## Task goal
Gather the lines below that include the string "window", copying each in full.

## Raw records
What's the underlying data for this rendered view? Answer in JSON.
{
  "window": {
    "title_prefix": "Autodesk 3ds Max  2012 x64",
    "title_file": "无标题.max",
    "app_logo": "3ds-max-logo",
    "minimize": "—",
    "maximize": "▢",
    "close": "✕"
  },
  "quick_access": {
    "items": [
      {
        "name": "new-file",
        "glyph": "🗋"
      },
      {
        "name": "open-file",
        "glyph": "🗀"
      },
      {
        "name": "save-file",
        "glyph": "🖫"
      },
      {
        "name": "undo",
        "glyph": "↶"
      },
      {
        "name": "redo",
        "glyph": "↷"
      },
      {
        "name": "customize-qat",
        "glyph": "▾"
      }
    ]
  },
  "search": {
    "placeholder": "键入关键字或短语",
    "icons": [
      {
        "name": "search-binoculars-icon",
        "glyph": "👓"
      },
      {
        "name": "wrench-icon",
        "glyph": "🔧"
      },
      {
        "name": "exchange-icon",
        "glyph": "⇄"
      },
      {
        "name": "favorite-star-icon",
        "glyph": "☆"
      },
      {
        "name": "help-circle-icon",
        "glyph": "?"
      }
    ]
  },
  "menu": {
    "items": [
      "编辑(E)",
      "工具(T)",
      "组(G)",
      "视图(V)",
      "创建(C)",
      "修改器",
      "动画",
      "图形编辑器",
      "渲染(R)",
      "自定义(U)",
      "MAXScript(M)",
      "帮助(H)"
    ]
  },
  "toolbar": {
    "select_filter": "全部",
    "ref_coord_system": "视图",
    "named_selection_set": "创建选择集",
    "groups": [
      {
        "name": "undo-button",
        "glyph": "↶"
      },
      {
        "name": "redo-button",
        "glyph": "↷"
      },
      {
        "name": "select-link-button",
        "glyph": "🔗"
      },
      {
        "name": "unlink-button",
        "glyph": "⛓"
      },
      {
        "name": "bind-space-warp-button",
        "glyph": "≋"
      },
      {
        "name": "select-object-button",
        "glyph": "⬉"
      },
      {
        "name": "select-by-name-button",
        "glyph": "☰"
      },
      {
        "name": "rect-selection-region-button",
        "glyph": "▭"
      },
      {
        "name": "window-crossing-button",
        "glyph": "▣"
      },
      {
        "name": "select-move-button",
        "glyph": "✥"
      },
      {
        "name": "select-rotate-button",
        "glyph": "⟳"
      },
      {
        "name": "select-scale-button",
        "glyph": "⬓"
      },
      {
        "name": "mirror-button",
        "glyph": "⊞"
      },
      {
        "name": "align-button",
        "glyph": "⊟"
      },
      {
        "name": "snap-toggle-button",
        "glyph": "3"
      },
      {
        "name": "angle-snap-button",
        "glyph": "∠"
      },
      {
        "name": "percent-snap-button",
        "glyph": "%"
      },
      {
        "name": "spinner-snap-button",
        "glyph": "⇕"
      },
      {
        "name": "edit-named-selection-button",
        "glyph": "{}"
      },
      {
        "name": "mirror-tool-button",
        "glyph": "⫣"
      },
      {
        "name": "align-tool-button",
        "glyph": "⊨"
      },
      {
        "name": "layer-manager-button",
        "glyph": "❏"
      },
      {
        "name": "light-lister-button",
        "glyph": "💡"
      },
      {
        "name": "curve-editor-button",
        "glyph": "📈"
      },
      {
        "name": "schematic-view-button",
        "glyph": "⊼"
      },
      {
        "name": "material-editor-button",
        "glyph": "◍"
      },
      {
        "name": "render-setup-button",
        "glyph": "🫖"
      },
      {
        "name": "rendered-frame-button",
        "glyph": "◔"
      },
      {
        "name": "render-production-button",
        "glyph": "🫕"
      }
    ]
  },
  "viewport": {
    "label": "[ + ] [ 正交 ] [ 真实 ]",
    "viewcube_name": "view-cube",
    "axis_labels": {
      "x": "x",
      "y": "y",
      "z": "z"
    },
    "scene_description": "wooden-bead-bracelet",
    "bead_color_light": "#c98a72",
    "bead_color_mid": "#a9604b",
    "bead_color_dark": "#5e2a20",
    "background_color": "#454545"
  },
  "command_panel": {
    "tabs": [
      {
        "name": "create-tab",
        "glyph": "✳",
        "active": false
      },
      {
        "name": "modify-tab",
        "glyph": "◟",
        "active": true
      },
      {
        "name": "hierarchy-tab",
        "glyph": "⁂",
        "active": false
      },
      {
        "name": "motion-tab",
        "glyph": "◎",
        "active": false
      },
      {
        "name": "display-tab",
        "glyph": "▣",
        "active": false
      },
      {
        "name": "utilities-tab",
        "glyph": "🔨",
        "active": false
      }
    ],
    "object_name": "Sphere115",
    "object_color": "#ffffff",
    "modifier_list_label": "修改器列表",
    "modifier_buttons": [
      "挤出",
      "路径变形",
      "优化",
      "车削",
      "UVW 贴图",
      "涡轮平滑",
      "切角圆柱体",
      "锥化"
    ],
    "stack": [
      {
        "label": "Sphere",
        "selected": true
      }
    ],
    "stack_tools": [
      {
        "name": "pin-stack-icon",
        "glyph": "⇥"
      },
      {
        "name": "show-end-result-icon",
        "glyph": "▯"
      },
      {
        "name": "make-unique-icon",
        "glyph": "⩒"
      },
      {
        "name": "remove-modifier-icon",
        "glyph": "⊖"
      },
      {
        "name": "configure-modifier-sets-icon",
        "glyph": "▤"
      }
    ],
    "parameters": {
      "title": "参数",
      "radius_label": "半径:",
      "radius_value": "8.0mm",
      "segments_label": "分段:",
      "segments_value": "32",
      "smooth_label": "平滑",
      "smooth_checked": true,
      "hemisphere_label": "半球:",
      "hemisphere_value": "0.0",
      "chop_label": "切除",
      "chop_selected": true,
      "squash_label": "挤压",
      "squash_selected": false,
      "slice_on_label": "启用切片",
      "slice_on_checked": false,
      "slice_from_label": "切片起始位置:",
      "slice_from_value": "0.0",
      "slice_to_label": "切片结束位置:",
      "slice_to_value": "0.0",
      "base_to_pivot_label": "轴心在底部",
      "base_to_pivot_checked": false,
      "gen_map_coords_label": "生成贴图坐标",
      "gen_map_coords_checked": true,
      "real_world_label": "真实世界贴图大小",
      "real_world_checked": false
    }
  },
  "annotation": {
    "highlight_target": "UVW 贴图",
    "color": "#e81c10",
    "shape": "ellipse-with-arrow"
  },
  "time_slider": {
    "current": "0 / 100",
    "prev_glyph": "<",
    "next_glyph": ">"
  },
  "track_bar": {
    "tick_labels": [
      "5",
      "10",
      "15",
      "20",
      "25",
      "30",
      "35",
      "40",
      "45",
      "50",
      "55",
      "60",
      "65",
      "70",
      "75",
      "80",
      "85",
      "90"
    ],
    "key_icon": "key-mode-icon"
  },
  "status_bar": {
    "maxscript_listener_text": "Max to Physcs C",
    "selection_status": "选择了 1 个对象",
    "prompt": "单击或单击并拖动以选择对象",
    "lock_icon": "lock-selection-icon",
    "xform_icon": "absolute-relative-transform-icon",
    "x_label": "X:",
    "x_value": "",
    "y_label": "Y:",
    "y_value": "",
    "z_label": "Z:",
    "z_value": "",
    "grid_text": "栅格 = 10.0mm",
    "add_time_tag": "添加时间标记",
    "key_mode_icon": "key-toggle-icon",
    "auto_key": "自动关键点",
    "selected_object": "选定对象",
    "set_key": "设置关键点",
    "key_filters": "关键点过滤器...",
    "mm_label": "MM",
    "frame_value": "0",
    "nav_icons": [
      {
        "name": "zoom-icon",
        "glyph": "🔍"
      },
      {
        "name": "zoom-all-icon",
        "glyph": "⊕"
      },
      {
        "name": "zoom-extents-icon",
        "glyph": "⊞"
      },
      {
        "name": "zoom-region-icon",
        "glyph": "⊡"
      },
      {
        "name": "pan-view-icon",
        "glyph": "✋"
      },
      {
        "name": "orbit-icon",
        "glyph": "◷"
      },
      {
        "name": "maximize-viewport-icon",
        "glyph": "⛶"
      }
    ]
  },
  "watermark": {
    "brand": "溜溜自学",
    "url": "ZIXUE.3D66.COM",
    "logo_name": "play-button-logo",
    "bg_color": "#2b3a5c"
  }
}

## Written solution
  "window": {
        "name": "window-crossing-button",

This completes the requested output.